- What you have to do:
Please set down all the lines beneath this one exactly, without the pictures.

## begin Entries supplied

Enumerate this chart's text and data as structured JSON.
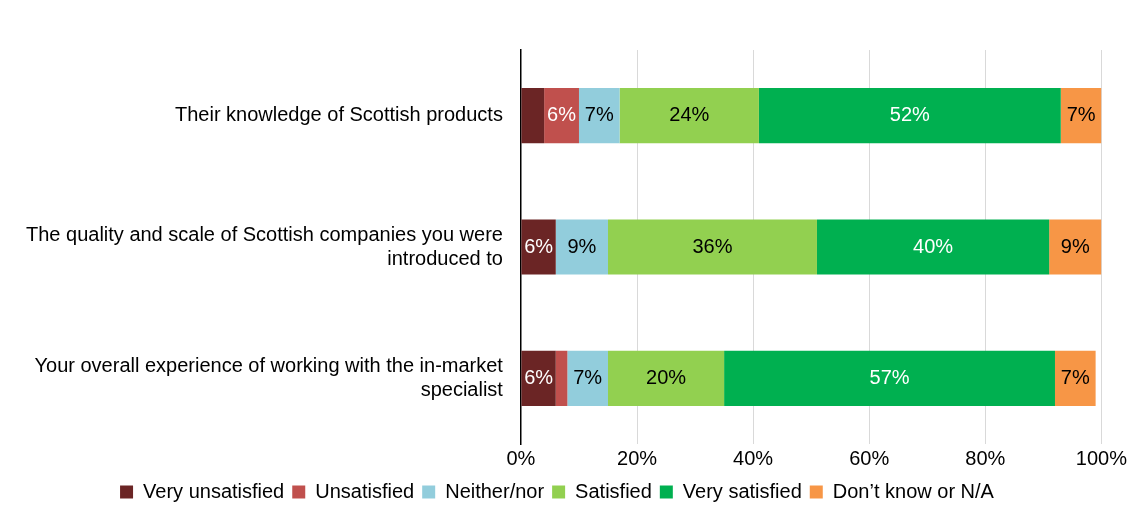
{
  "chart_data": {
    "type": "bar",
    "orientation": "horizontal",
    "stacked": true,
    "categories": [
      "Their knowledge of Scottish products",
      "The quality and scale of Scottish companies you were introduced to",
      "Your overall experience of working with the in-market specialist"
    ],
    "series": [
      {
        "name": "Very unsatisfied",
        "color": "#6b2525",
        "values": [
          4,
          6,
          6
        ],
        "value_labels": [
          null,
          "6%",
          "6%"
        ]
      },
      {
        "name": "Unsatisfied",
        "color": "#c0504d",
        "values": [
          6,
          0,
          2
        ],
        "value_labels": [
          "6%",
          null,
          null
        ]
      },
      {
        "name": "Neither/nor",
        "color": "#92cddc",
        "values": [
          7,
          9,
          7
        ],
        "value_labels": [
          "7%",
          "9%",
          "7%"
        ]
      },
      {
        "name": "Satisfied",
        "color": "#92d050",
        "values": [
          24,
          36,
          20
        ],
        "value_labels": [
          "24%",
          "36%",
          "20%"
        ]
      },
      {
        "name": "Very satisfied",
        "color": "#00b050",
        "values": [
          52,
          40,
          57
        ],
        "value_labels": [
          "52%",
          "40%",
          "57%"
        ]
      },
      {
        "name": "Don’t know or N/A",
        "color": "#f79646",
        "values": [
          7,
          9,
          7
        ],
        "value_labels": [
          "7%",
          "9%",
          "7%"
        ]
      }
    ],
    "xlim": [
      0,
      100
    ],
    "xticks": [
      {
        "value": 0,
        "label": "0%"
      },
      {
        "value": 20,
        "label": "20%"
      },
      {
        "value": 40,
        "label": "40%"
      },
      {
        "value": 60,
        "label": "60%"
      },
      {
        "value": 80,
        "label": "80%"
      },
      {
        "value": 100,
        "label": "100%"
      }
    ],
    "grid": "x",
    "legend": "bottom"
  }
}
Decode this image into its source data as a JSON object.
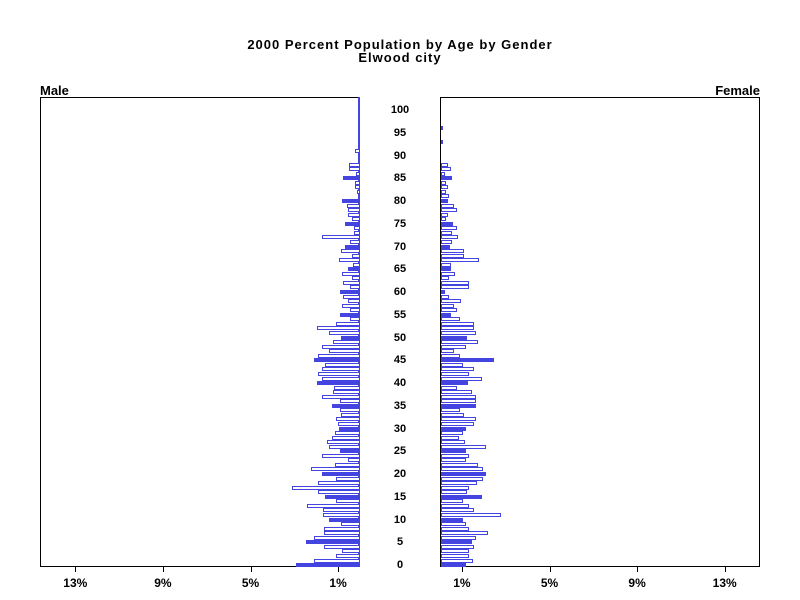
{
  "title": {
    "line1": "2000 Percent Population by Age by Gender",
    "line2": "Elwood city"
  },
  "panels": {
    "left_label": "Male",
    "right_label": "Female"
  },
  "axis": {
    "left_tick_labels": [
      "13%",
      "9%",
      "5%",
      "1%"
    ],
    "left_tick_values": [
      13,
      9,
      5,
      1
    ],
    "right_tick_labels": [
      "1%",
      "5%",
      "9%",
      "13%"
    ],
    "right_tick_values": [
      1,
      5,
      9,
      13
    ],
    "percent_max": 14.6
  },
  "colors": {
    "bar_blue": "#4444E0",
    "bar_outline_fill": "#FFFFFF",
    "axis_black": "#000000"
  },
  "chart_data": {
    "type": "bar",
    "subtype": "population_pyramid",
    "title": "2000 Percent Population by Age by Gender",
    "subtitle": "Elwood city",
    "units": "percent of population",
    "age_min": 0,
    "age_max": 100,
    "age_tick_step": 5,
    "age_tick_labels": [
      "0",
      "5",
      "10",
      "15",
      "20",
      "25",
      "30",
      "35",
      "40",
      "45",
      "50",
      "55",
      "60",
      "65",
      "70",
      "75",
      "80",
      "85",
      "90",
      "95",
      "100"
    ],
    "highlight_every": 5,
    "xlim_each_side": [
      0,
      14.6
    ],
    "series": [
      {
        "name": "Male",
        "direction": "left",
        "values_by_age": [
          2.9,
          2.1,
          1.1,
          0.8,
          1.65,
          2.45,
          2.1,
          1.65,
          1.65,
          0.85,
          1.4,
          1.7,
          1.7,
          2.4,
          1.1,
          1.6,
          1.9,
          3.1,
          1.9,
          1.1,
          1.75,
          2.25,
          1.15,
          0.55,
          1.75,
          0.9,
          1.4,
          1.5,
          1.3,
          1.15,
          0.95,
          1.0,
          1.1,
          0.88,
          0.92,
          1.3,
          0.92,
          1.75,
          1.24,
          1.2,
          1.95,
          1.75,
          1.93,
          1.75,
          1.6,
          2.1,
          1.93,
          1.42,
          1.75,
          1.24,
          0.88,
          1.42,
          1.95,
          1.1,
          0.46,
          0.9,
          0.46,
          0.83,
          0.55,
          0.78,
          0.92,
          0.46,
          0.78,
          0.37,
          0.83,
          0.55,
          0.3,
          0.97,
          0.37,
          0.88,
          0.7,
          0.46,
          1.75,
          0.28,
          0.28,
          0.7,
          0.37,
          0.55,
          0.55,
          0.6,
          0.84,
          0.1,
          0.14,
          0.23,
          0.23,
          0.77,
          0.2,
          0.5,
          0.5,
          0,
          0,
          0.23,
          0,
          0,
          0,
          0,
          0,
          0,
          0,
          0,
          0
        ]
      },
      {
        "name": "Female",
        "direction": "right",
        "values_by_age": [
          1.15,
          1.45,
          1.3,
          1.26,
          1.5,
          1.43,
          1.6,
          2.15,
          1.26,
          1.12,
          1.0,
          2.75,
          1.5,
          1.26,
          1.0,
          1.85,
          1.2,
          1.3,
          1.66,
          1.93,
          2.05,
          1.93,
          1.7,
          1.12,
          1.26,
          1.15,
          2.05,
          1.08,
          0.81,
          1.0,
          1.15,
          1.5,
          1.6,
          1.03,
          0.85,
          1.6,
          1.6,
          1.6,
          1.4,
          0.72,
          1.23,
          1.85,
          1.3,
          1.5,
          1.0,
          2.4,
          0.85,
          0.6,
          1.15,
          1.7,
          1.2,
          1.6,
          1.5,
          1.5,
          0.88,
          0.45,
          0.72,
          0.6,
          0.92,
          0.35,
          0.2,
          1.3,
          1.3,
          0.35,
          0.65,
          0.46,
          0.46,
          1.72,
          1.03,
          1.03,
          0.4,
          0.5,
          0.77,
          0.5,
          0.72,
          0.55,
          0.23,
          0.31,
          0.72,
          0.6,
          0.3,
          0.37,
          0.23,
          0.3,
          0.23,
          0.5,
          0.2,
          0.45,
          0.31,
          0,
          0,
          0,
          0,
          0.1,
          0,
          0,
          0.1,
          0,
          0,
          0,
          0
        ]
      }
    ]
  }
}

## end Entries supplied

- Correct answer:
Enumerate this chart's text and data as structured JSON.
{
  "chart_data": {
    "type": "bar",
    "orientation": "horizontal",
    "stacked": true,
    "categories": [
      "Their knowledge of Scottish products",
      "The quality and scale of Scottish companies you were introduced to",
      "Your overall experience of working with the in-market specialist"
    ],
    "series": [
      {
        "name": "Very unsatisfied",
        "color": "#6b2525",
        "values": [
          4,
          6,
          6
        ],
        "value_labels": [
          null,
          "6%",
          "6%"
        ]
      },
      {
        "name": "Unsatisfied",
        "color": "#c0504d",
        "values": [
          6,
          0,
          2
        ],
        "value_labels": [
          "6%",
          null,
          null
        ]
      },
      {
        "name": "Neither/nor",
        "color": "#92cddc",
        "values": [
          7,
          9,
          7
        ],
        "value_labels": [
          "7%",
          "9%",
          "7%"
        ]
      },
      {
        "name": "Satisfied",
        "color": "#92d050",
        "values": [
          24,
          36,
          20
        ],
        "value_labels": [
          "24%",
          "36%",
          "20%"
        ]
      },
      {
        "name": "Very satisfied",
        "color": "#00b050",
        "values": [
          52,
          40,
          57
        ],
        "value_labels": [
          "52%",
          "40%",
          "57%"
        ]
      },
      {
        "name": "Don’t know or N/A",
        "color": "#f79646",
        "values": [
          7,
          9,
          7
        ],
        "value_labels": [
          "7%",
          "9%",
          "7%"
        ]
      }
    ],
    "xlim": [
      0,
      100
    ],
    "xticks": [
      {
        "value": 0,
        "label": "0%"
      },
      {
        "value": 20,
        "label": "20%"
      },
      {
        "value": 40,
        "label": "40%"
      },
      {
        "value": 60,
        "label": "60%"
      },
      {
        "value": 80,
        "label": "80%"
      },
      {
        "value": 100,
        "label": "100%"
      }
    ],
    "grid": "x",
    "legend": "bottom"
  }
}
Decode this image into its source data as a JSON object.
{
  "title": {
    "line1": "2000 Percent Population by Age by Gender",
    "line2": "Elwood city"
  },
  "panels": {
    "left_label": "Male",
    "right_label": "Female"
  },
  "axis": {
    "left_tick_labels": [
      "13%",
      "9%",
      "5%",
      "1%"
    ],
    "left_tick_values": [
      13,
      9,
      5,
      1
    ],
    "right_tick_labels": [
      "1%",
      "5%",
      "9%",
      "13%"
    ],
    "right_tick_values": [
      1,
      5,
      9,
      13
    ],
    "percent_max": 14.6
  },
  "colors": {
    "bar_blue": "#4444E0",
    "bar_outline_fill": "#FFFFFF",
    "axis_black": "#000000"
  },
  "chart_data": {
    "type": "bar",
    "subtype": "population_pyramid",
    "title": "2000 Percent Population by Age by Gender",
    "subtitle": "Elwood city",
    "units": "percent of population",
    "age_min": 0,
    "age_max": 100,
    "age_tick_step": 5,
    "age_tick_labels": [
      "0",
      "5",
      "10",
      "15",
      "20",
      "25",
      "30",
      "35",
      "40",
      "45",
      "50",
      "55",
      "60",
      "65",
      "70",
      "75",
      "80",
      "85",
      "90",
      "95",
      "100"
    ],
    "highlight_every": 5,
    "xlim_each_side": [
      0,
      14.6
    ],
    "series": [
      {
        "name": "Male",
        "direction": "left",
        "values_by_age": [
          2.9,
          2.1,
          1.1,
          0.8,
          1.65,
          2.45,
          2.1,
          1.65,
          1.65,
          0.85,
          1.4,
          1.7,
          1.7,
          2.4,
          1.1,
          1.6,
          1.9,
          3.1,
          1.9,
          1.1,
          1.75,
          2.25,
          1.15,
          0.55,
          1.75,
          0.9,
          1.4,
          1.5,
          1.3,
          1.15,
          0.95,
          1.0,
          1.1,
          0.88,
          0.92,
          1.3,
          0.92,
          1.75,
          1.24,
          1.2,
          1.95,
          1.75,
          1.93,
          1.75,
          1.6,
          2.1,
          1.93,
          1.42,
          1.75,
          1.24,
          0.88,
          1.42,
          1.95,
          1.1,
          0.46,
          0.9,
          0.46,
          0.83,
          0.55,
          0.78,
          0.92,
          0.46,
          0.78,
          0.37,
          0.83,
          0.55,
          0.3,
          0.97,
          0.37,
          0.88,
          0.7,
          0.46,
          1.75,
          0.28,
          0.28,
          0.7,
          0.37,
          0.55,
          0.55,
          0.6,
          0.84,
          0.1,
          0.14,
          0.23,
          0.23,
          0.77,
          0.2,
          0.5,
          0.5,
          0,
          0,
          0.23,
          0,
          0,
          0,
          0,
          0,
          0,
          0,
          0,
          0
        ]
      },
      {
        "name": "Female",
        "direction": "right",
        "values_by_age": [
          1.15,
          1.45,
          1.3,
          1.26,
          1.5,
          1.43,
          1.6,
          2.15,
          1.26,
          1.12,
          1.0,
          2.75,
          1.5,
          1.26,
          1.0,
          1.85,
          1.2,
          1.3,
          1.66,
          1.93,
          2.05,
          1.93,
          1.7,
          1.12,
          1.26,
          1.15,
          2.05,
          1.08,
          0.81,
          1.0,
          1.15,
          1.5,
          1.6,
          1.03,
          0.85,
          1.6,
          1.6,
          1.6,
          1.4,
          0.72,
          1.23,
          1.85,
          1.3,
          1.5,
          1.0,
          2.4,
          0.85,
          0.6,
          1.15,
          1.7,
          1.2,
          1.6,
          1.5,
          1.5,
          0.88,
          0.45,
          0.72,
          0.6,
          0.92,
          0.35,
          0.2,
          1.3,
          1.3,
          0.35,
          0.65,
          0.46,
          0.46,
          1.72,
          1.03,
          1.03,
          0.4,
          0.5,
          0.77,
          0.5,
          0.72,
          0.55,
          0.23,
          0.31,
          0.72,
          0.6,
          0.3,
          0.37,
          0.23,
          0.3,
          0.23,
          0.5,
          0.2,
          0.45,
          0.31,
          0,
          0,
          0,
          0,
          0.1,
          0,
          0,
          0.1,
          0,
          0,
          0,
          0
        ]
      }
    ]
  }
}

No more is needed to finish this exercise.